| EXERCISE DESCRIPTION |
Faithfully return all lines, omitting every embedded picture.

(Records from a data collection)
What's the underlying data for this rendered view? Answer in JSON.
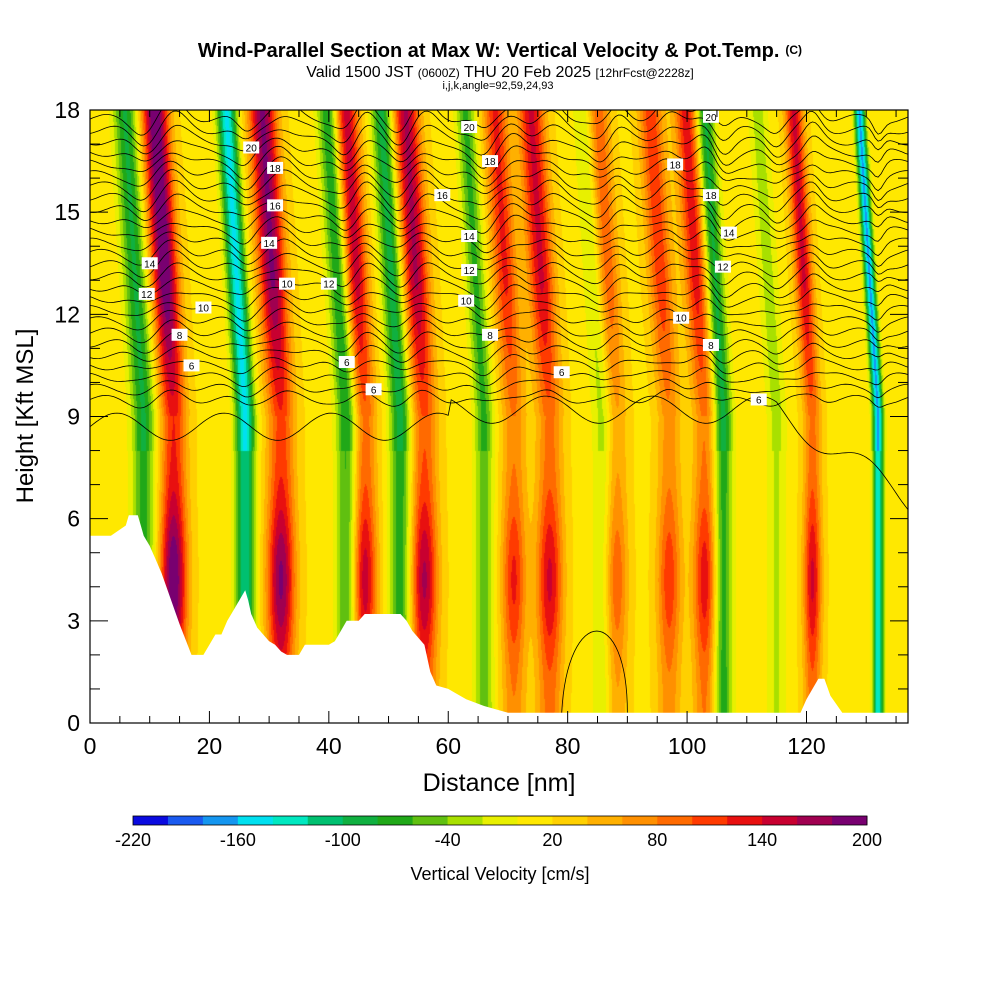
{
  "header": {
    "title": "Wind-Parallel Section at Max W: Vertical Velocity & Pot.Temp.",
    "copyright": "(C)",
    "subtitle_valid": "Valid 1500 JST",
    "subtitle_utc": "(0600Z)",
    "subtitle_date": "THU 20 Feb 2025",
    "subtitle_fcst": "[12hrFcst@2228z]",
    "indices": "i,j,k,angle=92,59,24,93"
  },
  "chart_data": {
    "type": "heatmap",
    "xlabel": "Distance [nm]",
    "ylabel": "Height [Kft MSL]",
    "xlim": [
      0,
      137
    ],
    "ylim": [
      0,
      18
    ],
    "xticks": [
      0,
      20,
      40,
      60,
      80,
      100,
      120
    ],
    "yticks": [
      0,
      3,
      6,
      9,
      12,
      15,
      18
    ],
    "colorbar": {
      "label": "Vertical Velocity [cm/s]",
      "min": -220,
      "max": 200,
      "step": 20,
      "tick_labels": [
        "-220",
        "-160",
        "-100",
        "-40",
        "20",
        "80",
        "140",
        "200"
      ],
      "tick_values": [
        -220,
        -160,
        -100,
        -40,
        20,
        80,
        140,
        200
      ],
      "colors": [
        "#0a0ae0",
        "#1a5af0",
        "#1496f0",
        "#00e0f0",
        "#00e8c0",
        "#00c070",
        "#10b040",
        "#20a818",
        "#60c010",
        "#a8e000",
        "#e8f000",
        "#ffe800",
        "#ffd000",
        "#ffb000",
        "#ff9000",
        "#ff6a00",
        "#ff3a00",
        "#e81010",
        "#c80030",
        "#a00050",
        "#780070"
      ]
    },
    "updraft_bands": [
      {
        "x": 14,
        "w": 2.2,
        "amp": 190
      },
      {
        "x": 32,
        "w": 2.3,
        "amp": 170
      },
      {
        "x": 46,
        "w": 2.0,
        "amp": 140
      },
      {
        "x": 56,
        "w": 2.2,
        "amp": 150
      },
      {
        "x": 71,
        "w": 2.0,
        "amp": 110
      },
      {
        "x": 77,
        "w": 2.2,
        "amp": 130
      },
      {
        "x": 88,
        "w": 2.0,
        "amp": 90
      },
      {
        "x": 97,
        "w": 2.0,
        "amp": 100
      },
      {
        "x": 103,
        "w": 2.0,
        "amp": 120
      },
      {
        "x": 121,
        "w": 1.5,
        "amp": 130
      }
    ],
    "downdraft_bands": [
      {
        "x": 9,
        "w": 2.0,
        "amp": -110
      },
      {
        "x": 26,
        "w": 1.6,
        "amp": -180
      },
      {
        "x": 43,
        "w": 1.8,
        "amp": -110
      },
      {
        "x": 52,
        "w": 1.8,
        "amp": -120
      },
      {
        "x": 66,
        "w": 1.6,
        "amp": -90
      },
      {
        "x": 86,
        "w": 1.8,
        "amp": -60
      },
      {
        "x": 106,
        "w": 1.6,
        "amp": -120
      },
      {
        "x": 115,
        "w": 1.6,
        "amp": -50
      },
      {
        "x": 132,
        "w": 0.9,
        "amp": -200
      }
    ],
    "terrain": {
      "x": [
        0,
        3.5,
        6,
        6.5,
        8,
        8.5,
        9,
        10,
        11,
        12,
        13,
        14,
        15,
        17,
        18,
        19,
        20,
        21,
        22,
        23,
        24,
        26,
        26.5,
        27,
        28,
        29,
        30,
        31,
        32,
        33,
        35,
        36,
        40,
        41,
        42,
        43,
        45,
        46,
        50,
        52,
        53,
        54,
        55,
        56,
        57,
        58,
        60,
        61,
        63,
        66,
        70,
        75,
        80,
        100,
        115,
        119,
        120,
        121,
        122,
        123,
        124,
        126,
        128,
        130,
        137
      ],
      "y": [
        5.5,
        5.5,
        5.8,
        6.1,
        6.1,
        5.8,
        5.5,
        5.2,
        4.8,
        4.4,
        3.9,
        3.4,
        2.9,
        2.0,
        2.0,
        2.0,
        2.3,
        2.6,
        2.6,
        3.0,
        3.3,
        3.9,
        3.6,
        3.2,
        2.8,
        2.6,
        2.4,
        2.3,
        2.1,
        2.0,
        2.0,
        2.3,
        2.3,
        2.4,
        2.7,
        3.0,
        3.0,
        3.2,
        3.2,
        3.2,
        3.0,
        2.7,
        2.5,
        2.3,
        1.5,
        1.1,
        1.0,
        0.9,
        0.7,
        0.5,
        0.3,
        0.3,
        0.3,
        0.3,
        0.3,
        0.3,
        0.7,
        1.0,
        1.3,
        1.3,
        0.8,
        0.3,
        0.3,
        0.3,
        0.3
      ]
    },
    "theta_contours": [
      {
        "label": "6",
        "base": 10.4,
        "label_x": 17
      },
      {
        "label": "8",
        "base": 11.4,
        "label_x": 15
      },
      {
        "label": "10",
        "base": 12.3,
        "label_x": 19
      },
      {
        "label": "12",
        "base": 12.8,
        "label_x": 9
      },
      {
        "label": "14",
        "base": 13.5,
        "label_x": 10
      },
      {
        "label": "16",
        "base": 15.2,
        "label_x": 31
      },
      {
        "label": "18",
        "base": 16.3,
        "label_x": 31
      },
      {
        "label": "20",
        "base": 16.9,
        "label_x": 27
      }
    ],
    "contour_labels": [
      {
        "text": "20",
        "x": 27,
        "y": 16.9
      },
      {
        "text": "18",
        "x": 31,
        "y": 16.3
      },
      {
        "text": "16",
        "x": 31,
        "y": 15.2
      },
      {
        "text": "14",
        "x": 30,
        "y": 14.1
      },
      {
        "text": "14",
        "x": 10,
        "y": 13.5
      },
      {
        "text": "12",
        "x": 9.5,
        "y": 12.6
      },
      {
        "text": "10",
        "x": 19,
        "y": 12.2
      },
      {
        "text": "10",
        "x": 33,
        "y": 12.9
      },
      {
        "text": "12",
        "x": 40,
        "y": 12.9
      },
      {
        "text": "8",
        "x": 15,
        "y": 11.4
      },
      {
        "text": "6",
        "x": 17,
        "y": 10.5
      },
      {
        "text": "6",
        "x": 43,
        "y": 10.6
      },
      {
        "text": "6",
        "x": 47.5,
        "y": 9.8
      },
      {
        "text": "20",
        "x": 63.5,
        "y": 17.5
      },
      {
        "text": "18",
        "x": 67,
        "y": 16.5
      },
      {
        "text": "16",
        "x": 59,
        "y": 15.5
      },
      {
        "text": "14",
        "x": 63.5,
        "y": 14.3
      },
      {
        "text": "12",
        "x": 63.5,
        "y": 13.3
      },
      {
        "text": "10",
        "x": 63,
        "y": 12.4
      },
      {
        "text": "8",
        "x": 67,
        "y": 11.4
      },
      {
        "text": "6",
        "x": 79,
        "y": 10.3
      },
      {
        "text": "20",
        "x": 104,
        "y": 17.8
      },
      {
        "text": "18",
        "x": 98,
        "y": 16.4
      },
      {
        "text": "18",
        "x": 104,
        "y": 15.5
      },
      {
        "text": "14",
        "x": 107,
        "y": 14.4
      },
      {
        "text": "12",
        "x": 106,
        "y": 13.4
      },
      {
        "text": "10",
        "x": 99,
        "y": 11.9
      },
      {
        "text": "8",
        "x": 104,
        "y": 11.1
      },
      {
        "text": "6",
        "x": 112,
        "y": 9.5
      }
    ]
  }
}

| RESULT OF THE EXERCISE |
What's the underlying data for this rendered view? Answer in JSON.
{
  "header": {
    "title": "Wind-Parallel Section at Max W: Vertical Velocity & Pot.Temp.",
    "copyright": "(C)",
    "subtitle_valid": "Valid 1500 JST",
    "subtitle_utc": "(0600Z)",
    "subtitle_date": "THU 20 Feb 2025",
    "subtitle_fcst": "[12hrFcst@2228z]",
    "indices": "i,j,k,angle=92,59,24,93"
  },
  "chart_data": {
    "type": "heatmap",
    "xlabel": "Distance [nm]",
    "ylabel": "Height [Kft MSL]",
    "xlim": [
      0,
      137
    ],
    "ylim": [
      0,
      18
    ],
    "xticks": [
      0,
      20,
      40,
      60,
      80,
      100,
      120
    ],
    "yticks": [
      0,
      3,
      6,
      9,
      12,
      15,
      18
    ],
    "colorbar": {
      "label": "Vertical Velocity [cm/s]",
      "min": -220,
      "max": 200,
      "step": 20,
      "tick_labels": [
        "-220",
        "-160",
        "-100",
        "-40",
        "20",
        "80",
        "140",
        "200"
      ],
      "tick_values": [
        -220,
        -160,
        -100,
        -40,
        20,
        80,
        140,
        200
      ],
      "colors": [
        "#0a0ae0",
        "#1a5af0",
        "#1496f0",
        "#00e0f0",
        "#00e8c0",
        "#00c070",
        "#10b040",
        "#20a818",
        "#60c010",
        "#a8e000",
        "#e8f000",
        "#ffe800",
        "#ffd000",
        "#ffb000",
        "#ff9000",
        "#ff6a00",
        "#ff3a00",
        "#e81010",
        "#c80030",
        "#a00050",
        "#780070"
      ]
    },
    "updraft_bands": [
      {
        "x": 14,
        "w": 2.2,
        "amp": 190
      },
      {
        "x": 32,
        "w": 2.3,
        "amp": 170
      },
      {
        "x": 46,
        "w": 2.0,
        "amp": 140
      },
      {
        "x": 56,
        "w": 2.2,
        "amp": 150
      },
      {
        "x": 71,
        "w": 2.0,
        "amp": 110
      },
      {
        "x": 77,
        "w": 2.2,
        "amp": 130
      },
      {
        "x": 88,
        "w": 2.0,
        "amp": 90
      },
      {
        "x": 97,
        "w": 2.0,
        "amp": 100
      },
      {
        "x": 103,
        "w": 2.0,
        "amp": 120
      },
      {
        "x": 121,
        "w": 1.5,
        "amp": 130
      }
    ],
    "downdraft_bands": [
      {
        "x": 9,
        "w": 2.0,
        "amp": -110
      },
      {
        "x": 26,
        "w": 1.6,
        "amp": -180
      },
      {
        "x": 43,
        "w": 1.8,
        "amp": -110
      },
      {
        "x": 52,
        "w": 1.8,
        "amp": -120
      },
      {
        "x": 66,
        "w": 1.6,
        "amp": -90
      },
      {
        "x": 86,
        "w": 1.8,
        "amp": -60
      },
      {
        "x": 106,
        "w": 1.6,
        "amp": -120
      },
      {
        "x": 115,
        "w": 1.6,
        "amp": -50
      },
      {
        "x": 132,
        "w": 0.9,
        "amp": -200
      }
    ],
    "terrain": {
      "x": [
        0,
        3.5,
        6,
        6.5,
        8,
        8.5,
        9,
        10,
        11,
        12,
        13,
        14,
        15,
        17,
        18,
        19,
        20,
        21,
        22,
        23,
        24,
        26,
        26.5,
        27,
        28,
        29,
        30,
        31,
        32,
        33,
        35,
        36,
        40,
        41,
        42,
        43,
        45,
        46,
        50,
        52,
        53,
        54,
        55,
        56,
        57,
        58,
        60,
        61,
        63,
        66,
        70,
        75,
        80,
        100,
        115,
        119,
        120,
        121,
        122,
        123,
        124,
        126,
        128,
        130,
        137
      ],
      "y": [
        5.5,
        5.5,
        5.8,
        6.1,
        6.1,
        5.8,
        5.5,
        5.2,
        4.8,
        4.4,
        3.9,
        3.4,
        2.9,
        2.0,
        2.0,
        2.0,
        2.3,
        2.6,
        2.6,
        3.0,
        3.3,
        3.9,
        3.6,
        3.2,
        2.8,
        2.6,
        2.4,
        2.3,
        2.1,
        2.0,
        2.0,
        2.3,
        2.3,
        2.4,
        2.7,
        3.0,
        3.0,
        3.2,
        3.2,
        3.2,
        3.0,
        2.7,
        2.5,
        2.3,
        1.5,
        1.1,
        1.0,
        0.9,
        0.7,
        0.5,
        0.3,
        0.3,
        0.3,
        0.3,
        0.3,
        0.3,
        0.7,
        1.0,
        1.3,
        1.3,
        0.8,
        0.3,
        0.3,
        0.3,
        0.3
      ]
    },
    "theta_contours": [
      {
        "label": "6",
        "base": 10.4,
        "label_x": 17
      },
      {
        "label": "8",
        "base": 11.4,
        "label_x": 15
      },
      {
        "label": "10",
        "base": 12.3,
        "label_x": 19
      },
      {
        "label": "12",
        "base": 12.8,
        "label_x": 9
      },
      {
        "label": "14",
        "base": 13.5,
        "label_x": 10
      },
      {
        "label": "16",
        "base": 15.2,
        "label_x": 31
      },
      {
        "label": "18",
        "base": 16.3,
        "label_x": 31
      },
      {
        "label": "20",
        "base": 16.9,
        "label_x": 27
      }
    ],
    "contour_labels": [
      {
        "text": "20",
        "x": 27,
        "y": 16.9
      },
      {
        "text": "18",
        "x": 31,
        "y": 16.3
      },
      {
        "text": "16",
        "x": 31,
        "y": 15.2
      },
      {
        "text": "14",
        "x": 30,
        "y": 14.1
      },
      {
        "text": "14",
        "x": 10,
        "y": 13.5
      },
      {
        "text": "12",
        "x": 9.5,
        "y": 12.6
      },
      {
        "text": "10",
        "x": 19,
        "y": 12.2
      },
      {
        "text": "10",
        "x": 33,
        "y": 12.9
      },
      {
        "text": "12",
        "x": 40,
        "y": 12.9
      },
      {
        "text": "8",
        "x": 15,
        "y": 11.4
      },
      {
        "text": "6",
        "x": 17,
        "y": 10.5
      },
      {
        "text": "6",
        "x": 43,
        "y": 10.6
      },
      {
        "text": "6",
        "x": 47.5,
        "y": 9.8
      },
      {
        "text": "20",
        "x": 63.5,
        "y": 17.5
      },
      {
        "text": "18",
        "x": 67,
        "y": 16.5
      },
      {
        "text": "16",
        "x": 59,
        "y": 15.5
      },
      {
        "text": "14",
        "x": 63.5,
        "y": 14.3
      },
      {
        "text": "12",
        "x": 63.5,
        "y": 13.3
      },
      {
        "text": "10",
        "x": 63,
        "y": 12.4
      },
      {
        "text": "8",
        "x": 67,
        "y": 11.4
      },
      {
        "text": "6",
        "x": 79,
        "y": 10.3
      },
      {
        "text": "20",
        "x": 104,
        "y": 17.8
      },
      {
        "text": "18",
        "x": 98,
        "y": 16.4
      },
      {
        "text": "18",
        "x": 104,
        "y": 15.5
      },
      {
        "text": "14",
        "x": 107,
        "y": 14.4
      },
      {
        "text": "12",
        "x": 106,
        "y": 13.4
      },
      {
        "text": "10",
        "x": 99,
        "y": 11.9
      },
      {
        "text": "8",
        "x": 104,
        "y": 11.1
      },
      {
        "text": "6",
        "x": 112,
        "y": 9.5
      }
    ]
  }
}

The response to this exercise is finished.